= TEXT PASSAGE =
::::::::

Amiodarone is the most effective anti-arrhythmic drug but is associated with the highest rate of adverse effects due to tissue accumulation.

  • Administration of amiodarone for more than 12 months is not recommended.

Adverse effects – may occur after 1–2 months of amiodarone therapy:

  • Thyroid:
    • Hypothyroidism (2–10 %)
    • Hyperthyroidism (1–10 %)
  • Lungs:
    • Pulmonary fibrosis (1–17 %)
    • Interstitial pneumonitis (5–10 %)
    • ARDS (< 2 %)
  • Liver:
    • Elevated liver enzymes (15–50 %)
    • Hepatitis (< 1 %)
    • Hepatic necrosis (< 1 %)
  • Heart:
    • Hypotension (> 10 %)
    • QT interval prolongation (1–10 %)
    • Bradycardia (2–5 %)

::::::::

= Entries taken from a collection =
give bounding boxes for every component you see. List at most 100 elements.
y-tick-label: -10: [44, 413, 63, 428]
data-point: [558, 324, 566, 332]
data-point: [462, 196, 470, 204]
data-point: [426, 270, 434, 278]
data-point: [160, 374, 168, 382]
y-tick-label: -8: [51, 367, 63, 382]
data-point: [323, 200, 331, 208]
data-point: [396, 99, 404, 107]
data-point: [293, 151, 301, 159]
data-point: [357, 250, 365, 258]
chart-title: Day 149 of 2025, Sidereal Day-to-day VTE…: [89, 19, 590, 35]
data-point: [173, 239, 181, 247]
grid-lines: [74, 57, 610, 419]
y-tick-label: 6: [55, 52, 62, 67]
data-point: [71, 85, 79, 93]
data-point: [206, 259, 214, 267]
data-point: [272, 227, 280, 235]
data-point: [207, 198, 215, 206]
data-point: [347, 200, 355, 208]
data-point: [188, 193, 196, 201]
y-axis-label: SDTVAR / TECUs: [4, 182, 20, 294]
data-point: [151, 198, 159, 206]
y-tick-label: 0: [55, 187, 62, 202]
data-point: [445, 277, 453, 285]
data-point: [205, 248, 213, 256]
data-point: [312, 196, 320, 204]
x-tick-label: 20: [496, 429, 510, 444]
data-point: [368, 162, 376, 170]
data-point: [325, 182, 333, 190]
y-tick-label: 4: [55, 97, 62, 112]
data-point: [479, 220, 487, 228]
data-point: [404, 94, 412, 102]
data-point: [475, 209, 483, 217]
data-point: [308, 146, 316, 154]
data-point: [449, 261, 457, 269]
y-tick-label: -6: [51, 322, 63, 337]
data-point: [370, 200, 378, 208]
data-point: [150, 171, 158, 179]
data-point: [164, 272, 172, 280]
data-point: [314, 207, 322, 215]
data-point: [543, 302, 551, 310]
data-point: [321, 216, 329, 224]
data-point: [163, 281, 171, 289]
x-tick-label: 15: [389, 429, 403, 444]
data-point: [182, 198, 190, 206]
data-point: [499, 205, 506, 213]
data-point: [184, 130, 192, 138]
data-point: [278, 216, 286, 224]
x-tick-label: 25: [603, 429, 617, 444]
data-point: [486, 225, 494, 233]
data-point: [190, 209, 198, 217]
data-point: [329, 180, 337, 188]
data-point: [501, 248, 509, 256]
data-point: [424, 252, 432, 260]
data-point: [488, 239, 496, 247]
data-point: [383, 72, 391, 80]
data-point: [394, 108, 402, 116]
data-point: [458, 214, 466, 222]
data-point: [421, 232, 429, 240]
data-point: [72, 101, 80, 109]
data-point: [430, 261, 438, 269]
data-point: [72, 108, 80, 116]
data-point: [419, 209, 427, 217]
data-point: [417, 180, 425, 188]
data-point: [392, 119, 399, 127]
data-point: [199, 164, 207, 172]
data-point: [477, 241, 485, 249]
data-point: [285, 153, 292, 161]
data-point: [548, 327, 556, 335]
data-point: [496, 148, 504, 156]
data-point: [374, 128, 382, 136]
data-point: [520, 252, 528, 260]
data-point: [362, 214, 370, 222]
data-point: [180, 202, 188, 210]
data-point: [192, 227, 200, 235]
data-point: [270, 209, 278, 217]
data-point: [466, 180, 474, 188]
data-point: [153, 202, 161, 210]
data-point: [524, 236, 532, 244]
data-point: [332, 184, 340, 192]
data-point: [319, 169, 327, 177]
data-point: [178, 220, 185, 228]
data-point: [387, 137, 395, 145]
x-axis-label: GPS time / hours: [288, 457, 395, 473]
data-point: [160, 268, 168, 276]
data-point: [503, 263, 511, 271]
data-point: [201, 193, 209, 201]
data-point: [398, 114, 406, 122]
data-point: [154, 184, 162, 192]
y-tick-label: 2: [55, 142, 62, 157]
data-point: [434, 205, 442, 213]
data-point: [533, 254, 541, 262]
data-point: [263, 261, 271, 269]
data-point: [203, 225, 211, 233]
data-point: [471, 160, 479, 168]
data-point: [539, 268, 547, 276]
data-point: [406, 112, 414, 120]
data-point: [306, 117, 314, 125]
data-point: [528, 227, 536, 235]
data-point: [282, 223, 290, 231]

::::::::

= ASSIGNMENT =
Continue the text on amiodarone's adverse effects, picking up right after its final line.

= OUTPUT OF THE EXERCISE =
    • Torsades de pointes (< 1 %)
    • AV block (< 1 %)
  • Eyes:
    • Corneal deposits (98–99 %)
    • Optic neuropathy (< 1 %)
    • Blurred vision (1–10 %)
  • Skin:
    • Photosensitivity (10–75 %)
    • Blue-grey skin discoloration (8 %)
    • Stevens–Johnson syndrome (< 2 %)
  • Neurological effects:
    • Ataxia, tremor, peripheral neuropathy (2–20 %)
    • Fatigue, insomnia, dizziness (1–10 %)
  • Gastrointestinal:
    • Nausea, constipation, loss of appetite (5–10 %)
    • Vomiting (> 10 %)
    • Diarrhoea (< 2 %)
  • Kidneys:
    • Renal impairment (< 2 %)

Amiodarone and dronedarone both belong to Class III anti-arrhythmic drugs but differ in their properties.

  • Amiodarone is more effective for maintenance of sinus rhythm,
  • whereas dronedarone is less potent but associated with fewer adverse effects.
Amiodarone vs dronedarone and atrial fibrillation
Property Amiodarone Dronedarone
Efficacy (maintenance of SR) 60–70 % at 1 year 30–40 % at 1 year
Onset of action Slow (days–weeks, full effect after loading of ~10 g) Faster (3–6 hours)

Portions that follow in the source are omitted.